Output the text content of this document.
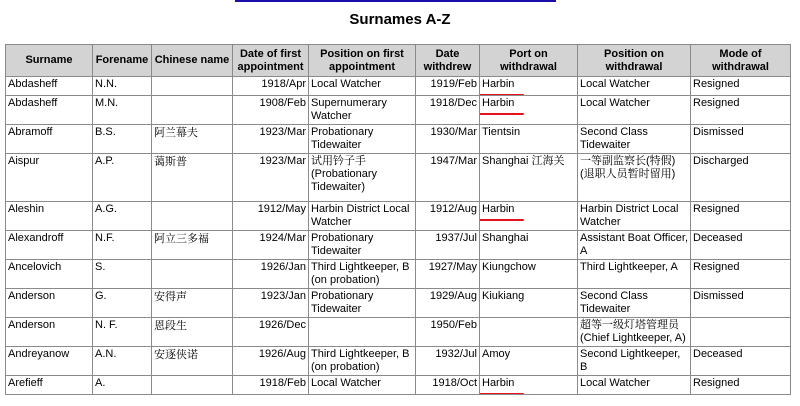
Surnames A-Z
Surname	Forename	Chinese name	Date of first appointment	Position on first appointment	Date withdrew	Port on withdrawal	Position on withdrawal	Mode of withdrawal
Abdasheff	N.N.		1918/Apr	Local Watcher	1919/Feb	Harbin	Local Watcher	Resigned
Abdasheff	M.N.		1908/Feb	Supernumerary Watcher	1918/Dec	Harbin	Local Watcher	Resigned
Abramoff	B.S.	阿兰幕夫	1923/Mar	Probationary Tidewaiter	1930/Mar	Tientsin	Second Class Tidewaiter	Dismissed
Aispur	A.P.	蔼斯普	1923/Mar	试用钤子手 (Probationary Tidewaiter)	1947/Mar	Shanghai 江海关	一等副监察长(特假)(退职人员暂时留用)	Discharged
Aleshin	A.G.		1912/May	Harbin District Local Watcher	1912/Aug	Harbin	Harbin District Local Watcher	Resigned
Alexandroff	N.F.	阿立三多福	1924/Mar	Probationary Tidewaiter	1937/Jul	Shanghai	Assistant Boat Officer, A	Deceased
Ancelovich	S.		1926/Jan	Third Lightkeeper, B (on probation)	1927/May	Kiungchow	Third Lightkeeper, A	Resigned
Anderson	G.	安得声	1923/Jan	Probationary Tidewaiter	1929/Aug	Kiukiang	Second Class Tidewaiter	Dismissed
Anderson	N. F.	恩段生	1926/Dec		1950/Feb		超等一级灯塔管理员 (Chief Lightkeeper, A)	
Andreyanow	A.N.	安逐侠诺	1926/Aug	Third Lightkeeper, B (on probation)	1932/Jul	Amoy	Second Lightkeeper, B	Deceased
Arefieff	A.		1918/Feb	Local Watcher	1918/Oct	Harbin	Local Watcher	Resigned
------------------------------------
[Brief] Copy the records above exactly. The pictures are not part of the copy.

[Result of the task]
Output the text content of this document.
Surnames A-Z
Surname	Forename	Chinese name	Date of first appointment	Position on first appointment	Date withdrew	Port on withdrawal	Position on withdrawal	Mode of withdrawal
Abdasheff	N.N.		1918/Apr	Local Watcher	1919/Feb	Harbin	Local Watcher	Resigned
Abdasheff	M.N.		1908/Feb	Supernumerary Watcher	1918/Dec	Harbin	Local Watcher	Resigned
Abramoff	B.S.	阿兰幕夫	1923/Mar	Probationary Tidewaiter	1930/Mar	Tientsin	Second Class Tidewaiter	Dismissed
Aispur	A.P.	蔼斯普	1923/Mar	试用钤子手 (Probationary Tidewaiter)	1947/Mar	Shanghai 江海关	一等副监察长(特假)(退职人员暂时留用)	Discharged
Aleshin	A.G.		1912/May	Harbin District Local Watcher	1912/Aug	Harbin	Harbin District Local Watcher	Resigned
Alexandroff	N.F.	阿立三多福	1924/Mar	Probationary Tidewaiter	1937/Jul	Shanghai	Assistant Boat Officer, A	Deceased
Ancelovich	S.		1926/Jan	Third Lightkeeper, B (on probation)	1927/May	Kiungchow	Third Lightkeeper, A	Resigned
Anderson	G.	安得声	1923/Jan	Probationary Tidewaiter	1929/Aug	Kiukiang	Second Class Tidewaiter	Dismissed
Anderson	N. F.	恩段生	1926/Dec		1950/Feb		超等一级灯塔管理员 (Chief Lightkeeper, A)	
Andreyanow	A.N.	安逐侠诺	1926/Aug	Third Lightkeeper, B (on probation)	1932/Jul	Amoy	Second Lightkeeper, B	Deceased
Arefieff	A.		1918/Feb	Local Watcher	1918/Oct	Harbin	Local Watcher	Resigned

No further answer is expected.